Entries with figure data
****************************************
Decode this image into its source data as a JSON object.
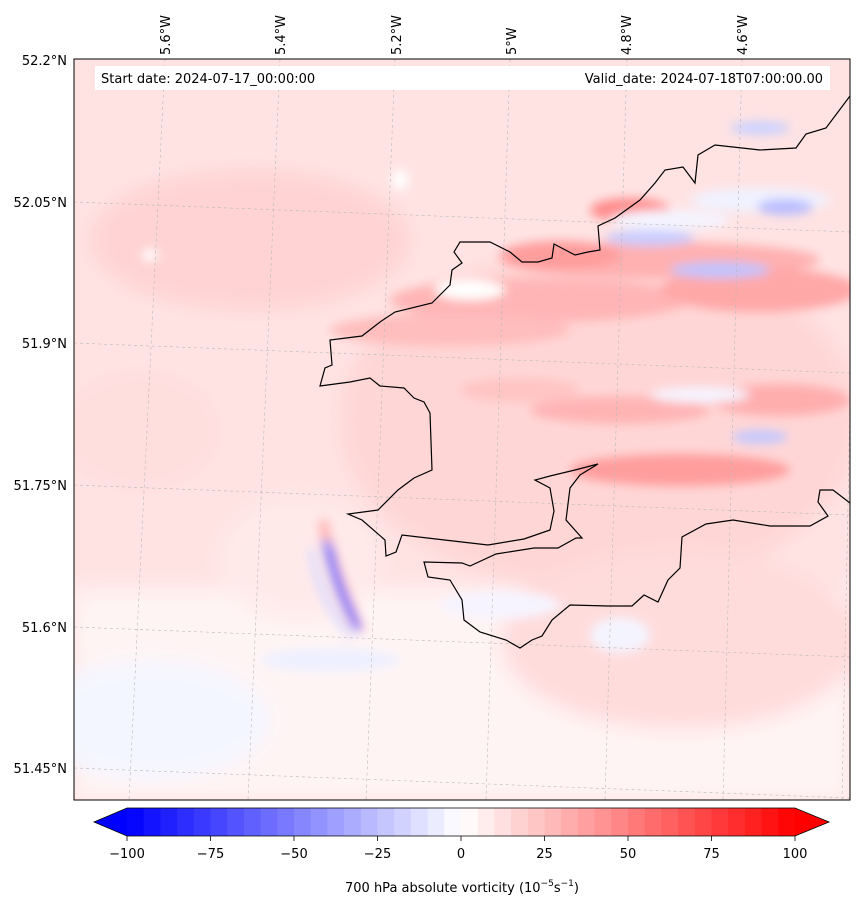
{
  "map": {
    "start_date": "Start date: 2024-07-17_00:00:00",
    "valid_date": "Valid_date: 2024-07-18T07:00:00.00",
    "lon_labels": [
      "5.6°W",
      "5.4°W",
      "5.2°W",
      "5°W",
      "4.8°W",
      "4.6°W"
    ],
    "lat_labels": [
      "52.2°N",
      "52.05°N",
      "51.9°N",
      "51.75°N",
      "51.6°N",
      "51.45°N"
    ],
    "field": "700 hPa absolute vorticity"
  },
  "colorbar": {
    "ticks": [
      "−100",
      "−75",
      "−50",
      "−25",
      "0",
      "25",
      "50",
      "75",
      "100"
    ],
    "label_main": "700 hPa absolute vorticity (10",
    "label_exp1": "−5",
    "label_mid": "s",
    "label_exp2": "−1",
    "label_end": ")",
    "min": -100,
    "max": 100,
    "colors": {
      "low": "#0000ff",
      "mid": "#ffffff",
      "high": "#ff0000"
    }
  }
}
****************************************
-- Request --
The data should be printed again unchanged; leave its pictures out.

-- Answer to the exercise --
Decode this image into its source data as a JSON object.
{
  "map": {
    "start_date": "Start date: 2024-07-17_00:00:00",
    "valid_date": "Valid_date: 2024-07-18T07:00:00.00",
    "lon_labels": [
      "5.6°W",
      "5.4°W",
      "5.2°W",
      "5°W",
      "4.8°W",
      "4.6°W"
    ],
    "lat_labels": [
      "52.2°N",
      "52.05°N",
      "51.9°N",
      "51.75°N",
      "51.6°N",
      "51.45°N"
    ],
    "field": "700 hPa absolute vorticity"
  },
  "colorbar": {
    "ticks": [
      "−100",
      "−75",
      "−50",
      "−25",
      "0",
      "25",
      "50",
      "75",
      "100"
    ],
    "label_main": "700 hPa absolute vorticity (10",
    "label_exp1": "−5",
    "label_mid": "s",
    "label_exp2": "−1",
    "label_end": ")",
    "min": -100,
    "max": 100,
    "colors": {
      "low": "#0000ff",
      "mid": "#ffffff",
      "high": "#ff0000"
    }
  }
}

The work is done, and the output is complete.